STATED PROBLEM:
Reproduce every line in the listing that contains the word "Graphite".

————————

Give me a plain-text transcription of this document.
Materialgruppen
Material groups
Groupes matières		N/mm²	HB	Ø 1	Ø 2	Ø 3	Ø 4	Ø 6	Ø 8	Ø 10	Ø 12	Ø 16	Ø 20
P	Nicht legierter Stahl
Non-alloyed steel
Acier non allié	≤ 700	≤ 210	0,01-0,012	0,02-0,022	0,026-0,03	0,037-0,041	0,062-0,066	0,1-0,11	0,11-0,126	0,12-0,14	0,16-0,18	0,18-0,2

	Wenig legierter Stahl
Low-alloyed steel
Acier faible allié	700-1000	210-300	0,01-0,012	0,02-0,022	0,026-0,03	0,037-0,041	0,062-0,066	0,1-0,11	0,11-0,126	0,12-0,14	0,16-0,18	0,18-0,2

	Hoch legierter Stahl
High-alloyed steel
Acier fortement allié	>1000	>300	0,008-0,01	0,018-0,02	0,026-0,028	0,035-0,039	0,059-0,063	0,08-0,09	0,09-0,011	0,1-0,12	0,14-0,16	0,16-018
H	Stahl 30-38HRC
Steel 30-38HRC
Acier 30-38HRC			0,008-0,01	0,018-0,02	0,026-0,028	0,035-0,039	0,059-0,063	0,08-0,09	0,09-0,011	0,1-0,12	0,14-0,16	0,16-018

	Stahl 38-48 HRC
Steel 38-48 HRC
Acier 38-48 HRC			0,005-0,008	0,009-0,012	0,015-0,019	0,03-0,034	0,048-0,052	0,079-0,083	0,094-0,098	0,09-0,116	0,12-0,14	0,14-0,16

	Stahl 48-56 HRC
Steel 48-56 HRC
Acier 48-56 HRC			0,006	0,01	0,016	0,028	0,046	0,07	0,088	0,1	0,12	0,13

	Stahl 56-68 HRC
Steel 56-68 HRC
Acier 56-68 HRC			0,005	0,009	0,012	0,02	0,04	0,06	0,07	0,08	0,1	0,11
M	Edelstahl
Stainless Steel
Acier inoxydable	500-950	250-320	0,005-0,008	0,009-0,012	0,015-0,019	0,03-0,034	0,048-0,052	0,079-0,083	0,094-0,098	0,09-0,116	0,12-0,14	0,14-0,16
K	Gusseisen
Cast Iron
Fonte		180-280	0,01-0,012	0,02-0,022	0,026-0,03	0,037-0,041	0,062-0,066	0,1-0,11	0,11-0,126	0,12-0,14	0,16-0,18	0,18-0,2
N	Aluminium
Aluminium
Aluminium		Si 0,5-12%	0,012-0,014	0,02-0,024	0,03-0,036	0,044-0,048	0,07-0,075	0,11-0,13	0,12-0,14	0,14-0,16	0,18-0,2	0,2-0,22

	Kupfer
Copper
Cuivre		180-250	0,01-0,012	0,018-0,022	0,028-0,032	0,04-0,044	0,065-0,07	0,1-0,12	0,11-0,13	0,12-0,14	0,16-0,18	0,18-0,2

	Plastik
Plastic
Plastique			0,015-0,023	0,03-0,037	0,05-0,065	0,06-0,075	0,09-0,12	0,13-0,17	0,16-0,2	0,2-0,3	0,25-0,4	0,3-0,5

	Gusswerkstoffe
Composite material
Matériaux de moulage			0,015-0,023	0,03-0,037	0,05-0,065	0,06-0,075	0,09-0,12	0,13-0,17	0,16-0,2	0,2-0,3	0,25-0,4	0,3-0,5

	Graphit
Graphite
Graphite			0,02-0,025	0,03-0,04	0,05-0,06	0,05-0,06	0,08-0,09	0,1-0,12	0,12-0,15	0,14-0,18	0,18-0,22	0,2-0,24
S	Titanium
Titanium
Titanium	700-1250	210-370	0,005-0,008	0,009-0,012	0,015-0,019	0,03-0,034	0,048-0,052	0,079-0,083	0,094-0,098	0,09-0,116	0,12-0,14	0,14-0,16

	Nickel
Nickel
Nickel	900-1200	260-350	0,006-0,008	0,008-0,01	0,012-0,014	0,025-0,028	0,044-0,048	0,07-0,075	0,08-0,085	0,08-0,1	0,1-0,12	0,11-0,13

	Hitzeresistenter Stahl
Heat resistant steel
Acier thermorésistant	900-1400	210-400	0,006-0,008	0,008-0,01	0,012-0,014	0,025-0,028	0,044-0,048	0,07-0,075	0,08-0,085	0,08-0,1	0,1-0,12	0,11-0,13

————————

TASK RESULT:
Graphite
Graphite			0,02-0,025	0,03-0,04	0,05-0,06	0,05-0,06	0,08-0,09	0,1-0,12	0,12-0,15	0,14-0,18	0,18-0,22	0,2-0,24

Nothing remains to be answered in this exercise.